■ WHAT YOU HAVE TO DO
Copy everything from the line containing "gender-label: Género: bbox=[223, 318, 277, 334]" down to the line containing "user-name: Carlos Salinas", both included, keeping each line unchanged.

■ INPUT
▼
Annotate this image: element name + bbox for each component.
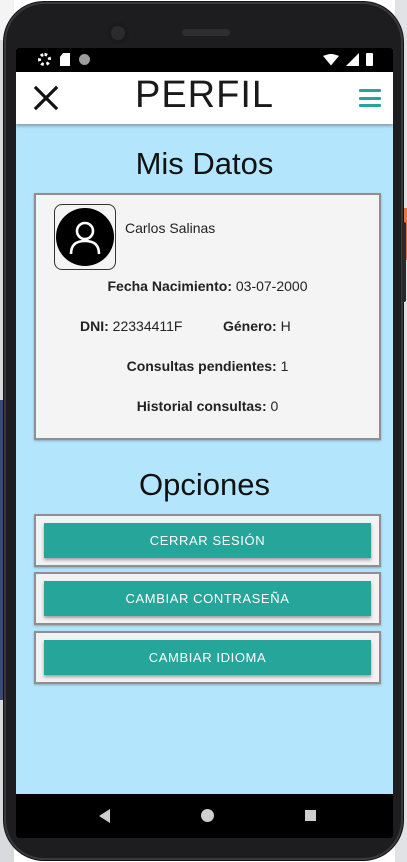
gender-label: Género: bbox=[223, 318, 277, 334]
status-bar-left bbox=[38, 53, 90, 66]
close-icon[interactable] bbox=[32, 84, 60, 112]
gender-field: Género: H bbox=[223, 318, 291, 334]
logout-button-container: CERRAR SESIÓN bbox=[34, 514, 381, 567]
birth-date-value: 03-07-2000 bbox=[235, 278, 308, 294]
avatar bbox=[54, 204, 116, 270]
app-bar: PERFIL bbox=[16, 72, 393, 124]
screen: PERFIL Mis Datos Carlos Salinas Fecha Na… bbox=[16, 48, 393, 838]
settings-gear-icon bbox=[38, 53, 51, 66]
back-icon[interactable] bbox=[99, 809, 110, 823]
menu-line bbox=[359, 89, 381, 92]
wifi-icon bbox=[323, 53, 339, 66]
home-icon[interactable] bbox=[201, 809, 214, 822]
user-name: Carlos Salinas bbox=[125, 220, 216, 236]
change-password-button-container: CAMBIAR CONTRASEÑA bbox=[34, 572, 381, 625]
menu-line bbox=[359, 104, 381, 107]
gender-value: H bbox=[280, 318, 291, 334]
status-bar bbox=[16, 48, 393, 72]
section-title-mis-datos: Mis Datos bbox=[135, 146, 274, 181]
profile-card: Carlos Salinas Fecha Nacimiento: 03-07-2… bbox=[34, 193, 381, 440]
birth-date-field: Fecha Nacimiento: 03-07-2000 bbox=[36, 278, 379, 294]
change-password-button[interactable]: CAMBIAR CONTRASEÑA bbox=[44, 581, 371, 616]
dni-label: DNI: bbox=[80, 318, 109, 334]
user-avatar-icon bbox=[56, 208, 114, 266]
cell-signal-icon bbox=[346, 53, 359, 66]
hamburger-menu-icon[interactable] bbox=[359, 89, 381, 107]
sd-card-icon bbox=[60, 53, 70, 66]
phone-side-button bbox=[402, 222, 406, 302]
logout-button[interactable]: CERRAR SESIÓN bbox=[44, 523, 371, 558]
battery-icon bbox=[366, 53, 373, 66]
front-camera bbox=[107, 22, 129, 44]
status-bar-right bbox=[323, 53, 373, 66]
phone-frame: PERFIL Mis Datos Carlos Salinas Fecha Na… bbox=[4, 2, 406, 860]
page-title: PERFIL bbox=[134, 74, 275, 116]
section-title-opciones: Opciones bbox=[139, 467, 270, 502]
dni-value: 22334411F bbox=[112, 318, 183, 334]
earpiece-speaker bbox=[182, 29, 230, 36]
menu-line bbox=[359, 96, 381, 100]
dni-field: DNI: 22334411F bbox=[80, 318, 182, 334]
recents-icon[interactable] bbox=[305, 810, 316, 821]
pending-consultations-label: Consultas pendientes: bbox=[126, 358, 277, 374]
change-language-button-container: CAMBIAR IDIOMA bbox=[34, 631, 381, 684]
consultation-history-label: Historial consultas: bbox=[136, 398, 267, 414]
system-nav-bar bbox=[16, 794, 393, 838]
change-language-button[interactable]: CAMBIAR IDIOMA bbox=[44, 640, 371, 675]
consultation-history-value: 0 bbox=[270, 398, 279, 414]
pending-consultations-field: Consultas pendientes: 1 bbox=[36, 358, 379, 374]
birth-date-label: Fecha Nacimiento: bbox=[107, 278, 232, 294]
consultation-history-field: Historial consultas: 0 bbox=[36, 398, 379, 414]
notification-dot-icon bbox=[79, 54, 90, 65]
pending-consultations-value: 1 bbox=[280, 358, 289, 374]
▲
■ EXERCISE SOLUTION
gender-label: Género: bbox=[223, 318, 277, 334]
status-bar-left bbox=[38, 53, 90, 66]
close-icon[interactable] bbox=[32, 84, 60, 112]
gender-field: Género: H bbox=[223, 318, 291, 334]
logout-button-container: CERRAR SESIÓN bbox=[34, 514, 381, 567]
birth-date-value: 03-07-2000 bbox=[235, 278, 308, 294]
avatar bbox=[54, 204, 116, 270]
app-bar: PERFIL bbox=[16, 72, 393, 124]
screen: PERFIL Mis Datos Carlos Salinas Fecha Na… bbox=[16, 48, 393, 838]
settings-gear-icon bbox=[38, 53, 51, 66]
back-icon[interactable] bbox=[99, 809, 110, 823]
menu-line bbox=[359, 89, 381, 92]
wifi-icon bbox=[323, 53, 339, 66]
home-icon[interactable] bbox=[201, 809, 214, 822]
user-name: Carlos Salinas bbox=[125, 220, 216, 236]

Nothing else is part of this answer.